** WRITTEN INSTRUCTION **
Every record below should be transcribed exactly. Omit the images.

[Records that describe figures]
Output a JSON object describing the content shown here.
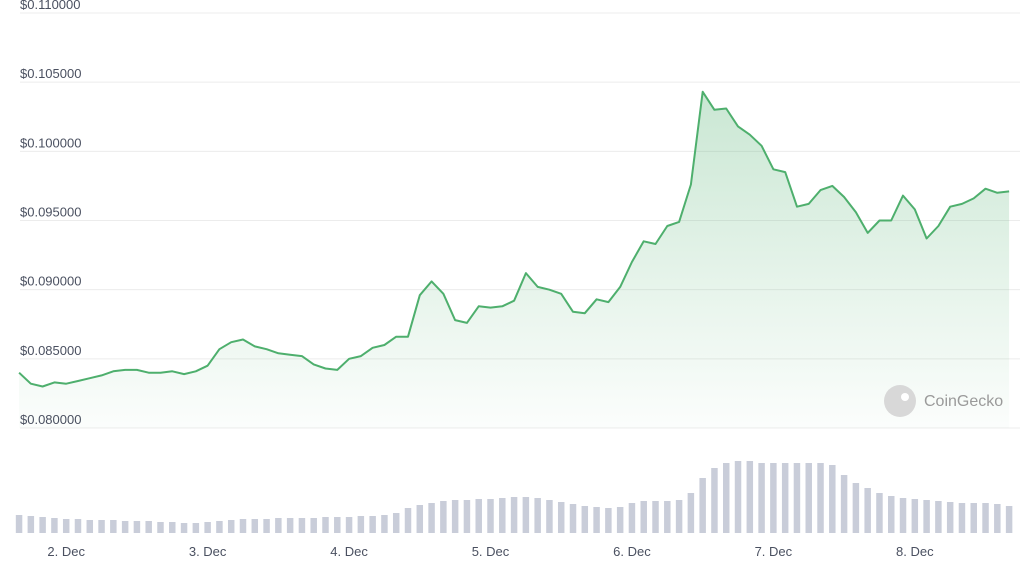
{
  "chart_data": {
    "type": "line",
    "watermark": "CoinGecko",
    "x": [
      -8,
      -6,
      -4,
      -2,
      0,
      2,
      4,
      6,
      8,
      10,
      12,
      14,
      16,
      18,
      20,
      22,
      24,
      26,
      28,
      30,
      32,
      34,
      36,
      38,
      40,
      42,
      44,
      46,
      48,
      50,
      52,
      54,
      56,
      58,
      60,
      62,
      64,
      66,
      68,
      70,
      72,
      74,
      76,
      78,
      80,
      82,
      84,
      86,
      88,
      90,
      92,
      94,
      96,
      98,
      100,
      102,
      104,
      106,
      108,
      110,
      112,
      114,
      116,
      118,
      120,
      122,
      124,
      126,
      128,
      130,
      132,
      134,
      136,
      138,
      140,
      142,
      144,
      146,
      148,
      150,
      152,
      154,
      156,
      158,
      160
    ],
    "xlim": [
      -7.5,
      161
    ],
    "xticks": [
      {
        "value": 0,
        "label": "2. Dec"
      },
      {
        "value": 24,
        "label": "3. Dec"
      },
      {
        "value": 48,
        "label": "4. Dec"
      },
      {
        "value": 72,
        "label": "5. Dec"
      },
      {
        "value": 96,
        "label": "6. Dec"
      },
      {
        "value": 120,
        "label": "7. Dec"
      },
      {
        "value": 144,
        "label": "8. Dec"
      }
    ],
    "ylim": [
      0.08,
      0.11
    ],
    "yticks": [
      {
        "value": 0.08,
        "label": "$0.080000"
      },
      {
        "value": 0.085,
        "label": "$0.085000"
      },
      {
        "value": 0.09,
        "label": "$0.090000"
      },
      {
        "value": 0.095,
        "label": "$0.095000"
      },
      {
        "value": 0.1,
        "label": "$0.100000"
      },
      {
        "value": 0.105,
        "label": "$0.105000"
      },
      {
        "value": 0.11,
        "label": "$0.110000"
      }
    ],
    "grid": true,
    "series": [
      {
        "color": "#4eaf6d",
        "values": [
          0.084,
          0.0832,
          0.083,
          0.0833,
          0.0832,
          0.0834,
          0.0836,
          0.0838,
          0.0841,
          0.0842,
          0.0842,
          0.084,
          0.084,
          0.0841,
          0.0839,
          0.0841,
          0.0845,
          0.0857,
          0.0862,
          0.0864,
          0.0859,
          0.0857,
          0.0854,
          0.0853,
          0.0852,
          0.0846,
          0.0843,
          0.0842,
          0.085,
          0.0852,
          0.0858,
          0.086,
          0.0866,
          0.0866,
          0.0896,
          0.0906,
          0.0897,
          0.0878,
          0.0876,
          0.0888,
          0.0887,
          0.0888,
          0.0892,
          0.0912,
          0.0902,
          0.09,
          0.0897,
          0.0884,
          0.0883,
          0.0893,
          0.0891,
          0.0902,
          0.092,
          0.0935,
          0.0933,
          0.0946,
          0.0949,
          0.0976,
          0.1043,
          0.103,
          0.1031,
          0.1018,
          0.1012,
          0.1004,
          0.0987,
          0.0985,
          0.096,
          0.0962,
          0.0972,
          0.0975,
          0.0967,
          0.0956,
          0.0941,
          0.095,
          0.095,
          0.0968,
          0.0958,
          0.0937,
          0.0946,
          0.096,
          0.0962,
          0.0966,
          0.0973,
          0.097,
          0.0971
        ]
      }
    ],
    "volume": {
      "color": "#c9cdd9",
      "ylim": [
        0,
        80
      ],
      "values": [
        18,
        17,
        16,
        15,
        14,
        14,
        13,
        13,
        13,
        12,
        12,
        12,
        11,
        11,
        10,
        10,
        11,
        12,
        13,
        14,
        14,
        14,
        15,
        15,
        15,
        15,
        16,
        16,
        16,
        17,
        17,
        18,
        20,
        25,
        28,
        30,
        32,
        33,
        33,
        34,
        34,
        35,
        36,
        36,
        35,
        33,
        31,
        29,
        27,
        26,
        25,
        26,
        30,
        32,
        32,
        32,
        33,
        40,
        55,
        65,
        70,
        72,
        72,
        70,
        70,
        70,
        70,
        70,
        70,
        68,
        58,
        50,
        45,
        40,
        37,
        35,
        34,
        33,
        32,
        31,
        30,
        30,
        30,
        29,
        27
      ]
    }
  }
}
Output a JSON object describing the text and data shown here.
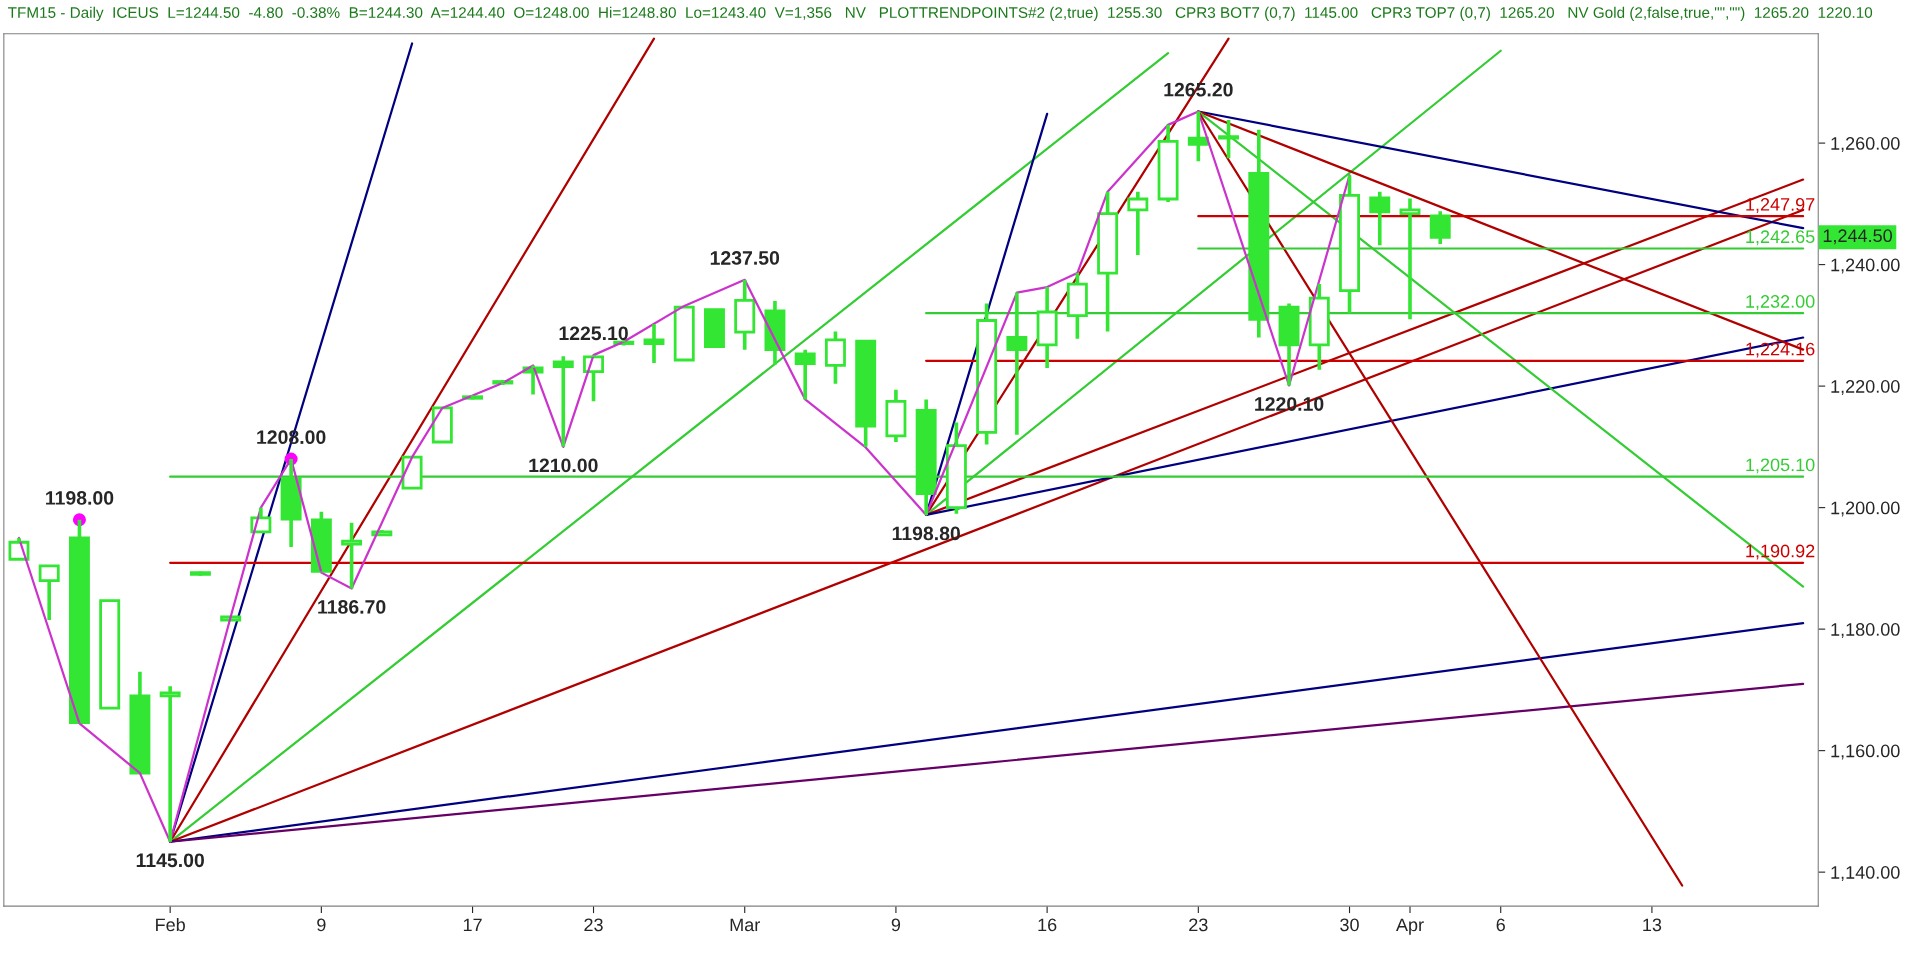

** SOLUTION **
Output a JSON object describing the content shown here.
{
  "chart_data": {
    "type": "line",
    "watermark": "CoinGecko",
    "x": [
      -8,
      -6,
      -4,
      -2,
      0,
      2,
      4,
      6,
      8,
      10,
      12,
      14,
      16,
      18,
      20,
      22,
      24,
      26,
      28,
      30,
      32,
      34,
      36,
      38,
      40,
      42,
      44,
      46,
      48,
      50,
      52,
      54,
      56,
      58,
      60,
      62,
      64,
      66,
      68,
      70,
      72,
      74,
      76,
      78,
      80,
      82,
      84,
      86,
      88,
      90,
      92,
      94,
      96,
      98,
      100,
      102,
      104,
      106,
      108,
      110,
      112,
      114,
      116,
      118,
      120,
      122,
      124,
      126,
      128,
      130,
      132,
      134,
      136,
      138,
      140,
      142,
      144,
      146,
      148,
      150,
      152,
      154,
      156,
      158,
      160
    ],
    "xlim": [
      -7.5,
      161
    ],
    "xticks": [
      {
        "value": 0,
        "label": "2. Dec"
      },
      {
        "value": 24,
        "label": "3. Dec"
      },
      {
        "value": 48,
        "label": "4. Dec"
      },
      {
        "value": 72,
        "label": "5. Dec"
      },
      {
        "value": 96,
        "label": "6. Dec"
      },
      {
        "value": 120,
        "label": "7. Dec"
      },
      {
        "value": 144,
        "label": "8. Dec"
      }
    ],
    "ylim": [
      0.08,
      0.11
    ],
    "yticks": [
      {
        "value": 0.08,
        "label": "$0.080000"
      },
      {
        "value": 0.085,
        "label": "$0.085000"
      },
      {
        "value": 0.09,
        "label": "$0.090000"
      },
      {
        "value": 0.095,
        "label": "$0.095000"
      },
      {
        "value": 0.1,
        "label": "$0.100000"
      },
      {
        "value": 0.105,
        "label": "$0.105000"
      },
      {
        "value": 0.11,
        "label": "$0.110000"
      }
    ],
    "grid": true,
    "series": [
      {
        "color": "#4eaf6d",
        "values": [
          0.084,
          0.0832,
          0.083,
          0.0833,
          0.0832,
          0.0834,
          0.0836,
          0.0838,
          0.0841,
          0.0842,
          0.0842,
          0.084,
          0.084,
          0.0841,
          0.0839,
          0.0841,
          0.0845,
          0.0857,
          0.0862,
          0.0864,
          0.0859,
          0.0857,
          0.0854,
          0.0853,
          0.0852,
          0.0846,
          0.0843,
          0.0842,
          0.085,
          0.0852,
          0.0858,
          0.086,
          0.0866,
          0.0866,
          0.0896,
          0.0906,
          0.0897,
          0.0878,
          0.0876,
          0.0888,
          0.0887,
          0.0888,
          0.0892,
          0.0912,
          0.0902,
          0.09,
          0.0897,
          0.0884,
          0.0883,
          0.0893,
          0.0891,
          0.0902,
          0.092,
          0.0935,
          0.0933,
          0.0946,
          0.0949,
          0.0976,
          0.1043,
          0.103,
          0.1031,
          0.1018,
          0.1012,
          0.1004,
          0.0987,
          0.0985,
          0.096,
          0.0962,
          0.0972,
          0.0975,
          0.0967,
          0.0956,
          0.0941,
          0.095,
          0.095,
          0.0968,
          0.0958,
          0.0937,
          0.0946,
          0.096,
          0.0962,
          0.0966,
          0.0973,
          0.097,
          0.0971
        ]
      }
    ],
    "volume": {
      "color": "#c9cdd9",
      "ylim": [
        0,
        80
      ],
      "values": [
        18,
        17,
        16,
        15,
        14,
        14,
        13,
        13,
        13,
        12,
        12,
        12,
        11,
        11,
        10,
        10,
        11,
        12,
        13,
        14,
        14,
        14,
        15,
        15,
        15,
        15,
        16,
        16,
        16,
        17,
        17,
        18,
        20,
        25,
        28,
        30,
        32,
        33,
        33,
        34,
        34,
        35,
        36,
        36,
        35,
        33,
        31,
        29,
        27,
        26,
        25,
        26,
        30,
        32,
        32,
        32,
        33,
        40,
        55,
        65,
        70,
        72,
        72,
        70,
        70,
        70,
        70,
        70,
        70,
        68,
        58,
        50,
        45,
        40,
        37,
        35,
        34,
        33,
        32,
        31,
        30,
        30,
        30,
        29,
        27
      ]
    }
  }
}
Output a JSON object describing the text and data shown here.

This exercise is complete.